* [Problem description] Tally the lines that include "xlabel". Output the number only.

* [Material]
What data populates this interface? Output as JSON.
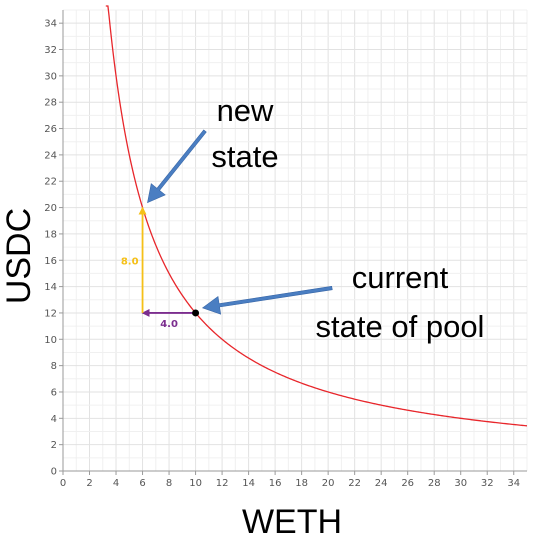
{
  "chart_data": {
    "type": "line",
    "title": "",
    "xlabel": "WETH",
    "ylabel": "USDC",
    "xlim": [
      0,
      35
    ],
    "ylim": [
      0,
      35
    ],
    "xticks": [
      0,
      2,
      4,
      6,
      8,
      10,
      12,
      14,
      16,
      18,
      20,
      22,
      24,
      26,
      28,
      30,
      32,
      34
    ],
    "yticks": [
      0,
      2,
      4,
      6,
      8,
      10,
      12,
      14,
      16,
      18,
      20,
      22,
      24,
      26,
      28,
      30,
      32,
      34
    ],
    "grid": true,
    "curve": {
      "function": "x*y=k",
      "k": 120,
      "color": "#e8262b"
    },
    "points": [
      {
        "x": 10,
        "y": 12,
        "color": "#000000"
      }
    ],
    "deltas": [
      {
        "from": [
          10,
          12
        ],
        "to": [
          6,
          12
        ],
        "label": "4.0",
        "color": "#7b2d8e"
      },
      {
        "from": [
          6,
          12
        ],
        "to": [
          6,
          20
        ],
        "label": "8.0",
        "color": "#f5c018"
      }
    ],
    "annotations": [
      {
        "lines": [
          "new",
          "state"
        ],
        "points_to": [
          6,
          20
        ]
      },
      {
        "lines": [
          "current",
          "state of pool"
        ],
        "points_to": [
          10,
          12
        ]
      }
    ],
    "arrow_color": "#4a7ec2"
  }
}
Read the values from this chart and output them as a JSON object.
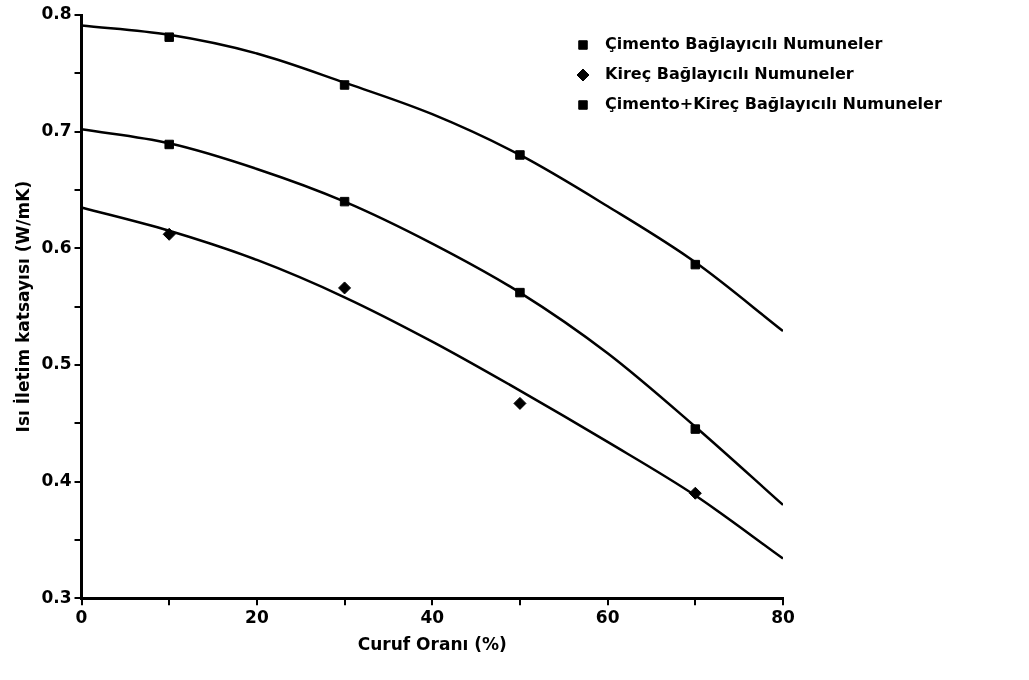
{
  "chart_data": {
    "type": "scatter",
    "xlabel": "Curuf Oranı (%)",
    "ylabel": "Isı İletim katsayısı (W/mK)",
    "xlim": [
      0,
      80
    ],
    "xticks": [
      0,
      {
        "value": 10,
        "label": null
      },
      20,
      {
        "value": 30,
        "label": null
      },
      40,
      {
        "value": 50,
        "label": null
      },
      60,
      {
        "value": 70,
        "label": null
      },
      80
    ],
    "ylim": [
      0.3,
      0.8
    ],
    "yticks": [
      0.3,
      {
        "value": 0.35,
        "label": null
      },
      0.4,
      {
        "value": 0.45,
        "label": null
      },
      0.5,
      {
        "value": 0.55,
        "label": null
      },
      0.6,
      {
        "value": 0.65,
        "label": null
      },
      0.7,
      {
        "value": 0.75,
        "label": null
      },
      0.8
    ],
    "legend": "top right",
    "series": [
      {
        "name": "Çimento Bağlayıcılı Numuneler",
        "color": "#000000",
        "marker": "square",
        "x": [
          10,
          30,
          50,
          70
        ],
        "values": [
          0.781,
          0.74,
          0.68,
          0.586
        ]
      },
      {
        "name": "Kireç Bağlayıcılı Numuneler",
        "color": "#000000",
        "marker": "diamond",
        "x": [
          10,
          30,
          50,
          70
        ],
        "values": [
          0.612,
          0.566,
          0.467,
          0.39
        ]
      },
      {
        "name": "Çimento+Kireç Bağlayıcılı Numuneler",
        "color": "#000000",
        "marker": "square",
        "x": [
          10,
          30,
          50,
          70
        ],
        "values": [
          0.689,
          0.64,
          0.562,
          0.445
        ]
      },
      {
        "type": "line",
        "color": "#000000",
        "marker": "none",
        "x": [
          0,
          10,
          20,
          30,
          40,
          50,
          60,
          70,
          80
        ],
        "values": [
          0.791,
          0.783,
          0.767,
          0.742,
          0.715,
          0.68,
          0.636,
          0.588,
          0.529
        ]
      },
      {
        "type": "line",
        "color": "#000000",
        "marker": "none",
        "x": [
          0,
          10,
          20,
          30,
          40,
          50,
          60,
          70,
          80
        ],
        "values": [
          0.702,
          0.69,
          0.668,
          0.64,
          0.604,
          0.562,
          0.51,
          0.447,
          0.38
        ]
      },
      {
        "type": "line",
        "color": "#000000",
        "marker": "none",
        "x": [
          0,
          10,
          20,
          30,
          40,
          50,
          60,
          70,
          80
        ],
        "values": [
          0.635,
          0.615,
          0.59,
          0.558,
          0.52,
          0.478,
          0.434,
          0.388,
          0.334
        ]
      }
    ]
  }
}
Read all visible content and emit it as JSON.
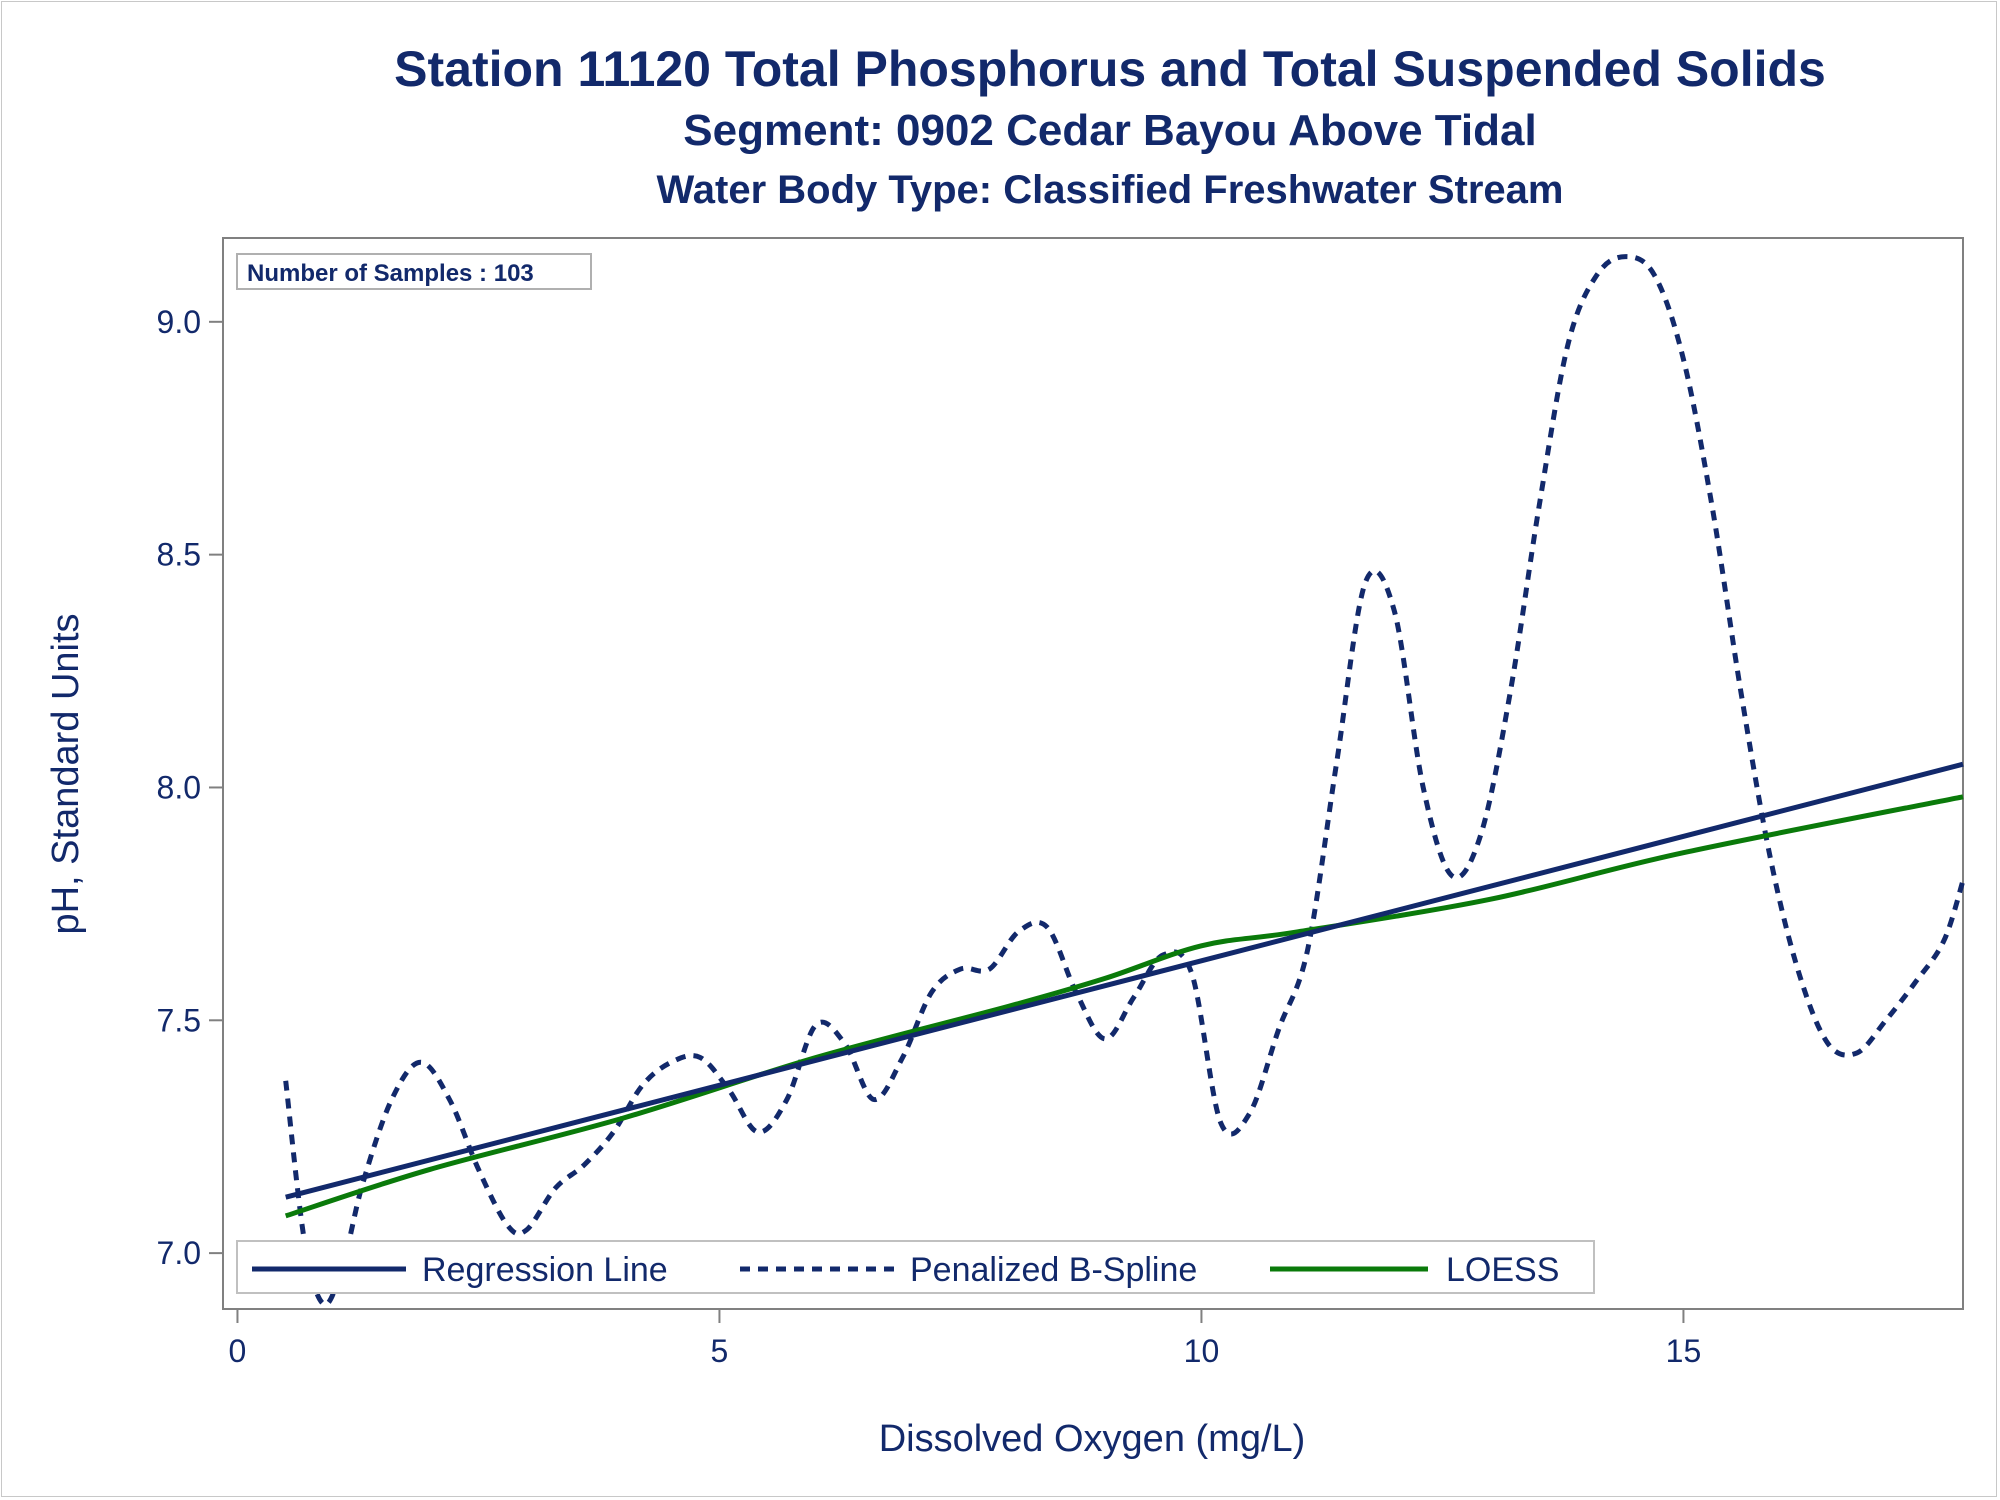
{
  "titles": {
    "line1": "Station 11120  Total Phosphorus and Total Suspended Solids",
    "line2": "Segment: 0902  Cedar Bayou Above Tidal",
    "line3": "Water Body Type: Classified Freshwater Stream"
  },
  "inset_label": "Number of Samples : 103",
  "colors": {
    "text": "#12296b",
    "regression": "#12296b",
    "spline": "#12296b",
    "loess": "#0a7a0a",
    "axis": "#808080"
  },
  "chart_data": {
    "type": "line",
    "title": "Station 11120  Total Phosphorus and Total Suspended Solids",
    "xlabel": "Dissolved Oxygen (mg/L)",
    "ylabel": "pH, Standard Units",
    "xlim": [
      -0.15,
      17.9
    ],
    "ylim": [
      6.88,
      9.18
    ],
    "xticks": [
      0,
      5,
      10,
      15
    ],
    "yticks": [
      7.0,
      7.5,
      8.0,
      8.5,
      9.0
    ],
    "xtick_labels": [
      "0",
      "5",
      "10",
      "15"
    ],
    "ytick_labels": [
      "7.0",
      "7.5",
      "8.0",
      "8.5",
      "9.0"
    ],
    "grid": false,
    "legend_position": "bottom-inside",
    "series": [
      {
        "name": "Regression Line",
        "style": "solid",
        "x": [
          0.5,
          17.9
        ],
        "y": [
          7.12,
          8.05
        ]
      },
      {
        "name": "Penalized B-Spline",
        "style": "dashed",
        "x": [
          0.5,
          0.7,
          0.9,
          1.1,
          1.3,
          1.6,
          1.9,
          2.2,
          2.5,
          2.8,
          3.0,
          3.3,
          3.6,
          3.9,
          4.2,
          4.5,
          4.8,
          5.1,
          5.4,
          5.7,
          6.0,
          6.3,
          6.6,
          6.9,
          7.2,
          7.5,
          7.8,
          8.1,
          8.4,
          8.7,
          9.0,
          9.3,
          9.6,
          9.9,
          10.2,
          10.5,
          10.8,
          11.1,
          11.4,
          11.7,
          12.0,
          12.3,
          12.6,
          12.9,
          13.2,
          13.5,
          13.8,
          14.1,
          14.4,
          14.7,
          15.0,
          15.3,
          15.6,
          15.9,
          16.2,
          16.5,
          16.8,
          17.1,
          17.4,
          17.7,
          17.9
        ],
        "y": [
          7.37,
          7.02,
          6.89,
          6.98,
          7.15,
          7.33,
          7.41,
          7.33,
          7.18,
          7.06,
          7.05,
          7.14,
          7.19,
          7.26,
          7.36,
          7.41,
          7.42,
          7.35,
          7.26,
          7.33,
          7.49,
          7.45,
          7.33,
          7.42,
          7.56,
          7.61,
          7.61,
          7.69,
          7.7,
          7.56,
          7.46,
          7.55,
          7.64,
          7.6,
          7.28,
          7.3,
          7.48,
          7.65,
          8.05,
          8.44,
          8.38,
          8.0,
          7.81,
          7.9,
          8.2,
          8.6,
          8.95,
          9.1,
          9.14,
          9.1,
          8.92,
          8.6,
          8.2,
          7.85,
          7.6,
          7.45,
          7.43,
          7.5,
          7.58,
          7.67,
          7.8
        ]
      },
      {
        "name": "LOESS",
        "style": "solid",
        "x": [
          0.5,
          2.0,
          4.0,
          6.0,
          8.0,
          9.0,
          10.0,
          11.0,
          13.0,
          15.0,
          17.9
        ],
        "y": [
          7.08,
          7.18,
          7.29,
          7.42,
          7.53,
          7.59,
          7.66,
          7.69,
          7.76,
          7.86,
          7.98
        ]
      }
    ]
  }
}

* [Output] 3